Exercise goal => Write out all the entries word for word, but skip any images.

Provided data =>

==========

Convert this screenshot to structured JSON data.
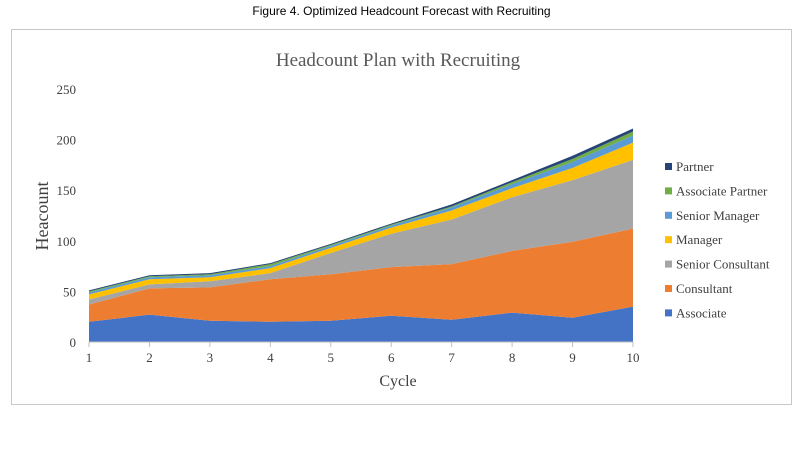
{
  "caption": "Figure 4. Optimized Headcount Forecast with Recruiting",
  "chart_data": {
    "type": "area",
    "stacked": true,
    "title": "Headcount Plan with Recruiting",
    "xlabel": "Cycle",
    "ylabel": "Heacount",
    "x": [
      1,
      2,
      3,
      4,
      5,
      6,
      7,
      8,
      9,
      10
    ],
    "ylim": [
      0,
      250
    ],
    "yticks": [
      0,
      50,
      100,
      150,
      200,
      250
    ],
    "grid": false,
    "legend_position": "right",
    "series": [
      {
        "name": "Associate",
        "color": "#4472c4",
        "values": [
          20,
          27,
          21,
          20,
          21,
          26,
          22,
          29,
          24,
          35
        ]
      },
      {
        "name": "Consultant",
        "color": "#ed7d31",
        "values": [
          17,
          26,
          33,
          42,
          46,
          48,
          55,
          61,
          75,
          77
        ]
      },
      {
        "name": "Senior Consultant",
        "color": "#a5a5a5",
        "values": [
          5,
          4,
          6,
          6,
          21,
          33,
          44,
          53,
          61,
          68
        ]
      },
      {
        "name": "Manager",
        "color": "#ffc000",
        "values": [
          5,
          5,
          4,
          5,
          5,
          6,
          9,
          9,
          12,
          17
        ]
      },
      {
        "name": "Senior Manager",
        "color": "#5b9bd5",
        "values": [
          2,
          2,
          2,
          2,
          2,
          2,
          3,
          4,
          6,
          7
        ]
      },
      {
        "name": "Associate Partner",
        "color": "#70ad47",
        "values": [
          1,
          1,
          1,
          2,
          1,
          1,
          1,
          2,
          3,
          4
        ]
      },
      {
        "name": "Partner",
        "color": "#264478",
        "values": [
          1,
          1,
          1,
          1,
          1,
          1,
          2,
          2,
          3,
          3
        ]
      }
    ]
  }
}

==========

Exercise answer =>
Convert this screenshot to structured JSON data.
{
  "caption": "Figure 4. Optimized Headcount Forecast with Recruiting",
  "chart_data": {
    "type": "area",
    "stacked": true,
    "title": "Headcount Plan with Recruiting",
    "xlabel": "Cycle",
    "ylabel": "Heacount",
    "x": [
      1,
      2,
      3,
      4,
      5,
      6,
      7,
      8,
      9,
      10
    ],
    "ylim": [
      0,
      250
    ],
    "yticks": [
      0,
      50,
      100,
      150,
      200,
      250
    ],
    "grid": false,
    "legend_position": "right",
    "series": [
      {
        "name": "Associate",
        "color": "#4472c4",
        "values": [
          20,
          27,
          21,
          20,
          21,
          26,
          22,
          29,
          24,
          35
        ]
      },
      {
        "name": "Consultant",
        "color": "#ed7d31",
        "values": [
          17,
          26,
          33,
          42,
          46,
          48,
          55,
          61,
          75,
          77
        ]
      },
      {
        "name": "Senior Consultant",
        "color": "#a5a5a5",
        "values": [
          5,
          4,
          6,
          6,
          21,
          33,
          44,
          53,
          61,
          68
        ]
      },
      {
        "name": "Manager",
        "color": "#ffc000",
        "values": [
          5,
          5,
          4,
          5,
          5,
          6,
          9,
          9,
          12,
          17
        ]
      },
      {
        "name": "Senior Manager",
        "color": "#5b9bd5",
        "values": [
          2,
          2,
          2,
          2,
          2,
          2,
          3,
          4,
          6,
          7
        ]
      },
      {
        "name": "Associate Partner",
        "color": "#70ad47",
        "values": [
          1,
          1,
          1,
          2,
          1,
          1,
          1,
          2,
          3,
          4
        ]
      },
      {
        "name": "Partner",
        "color": "#264478",
        "values": [
          1,
          1,
          1,
          1,
          1,
          1,
          2,
          2,
          3,
          3
        ]
      }
    ]
  }
}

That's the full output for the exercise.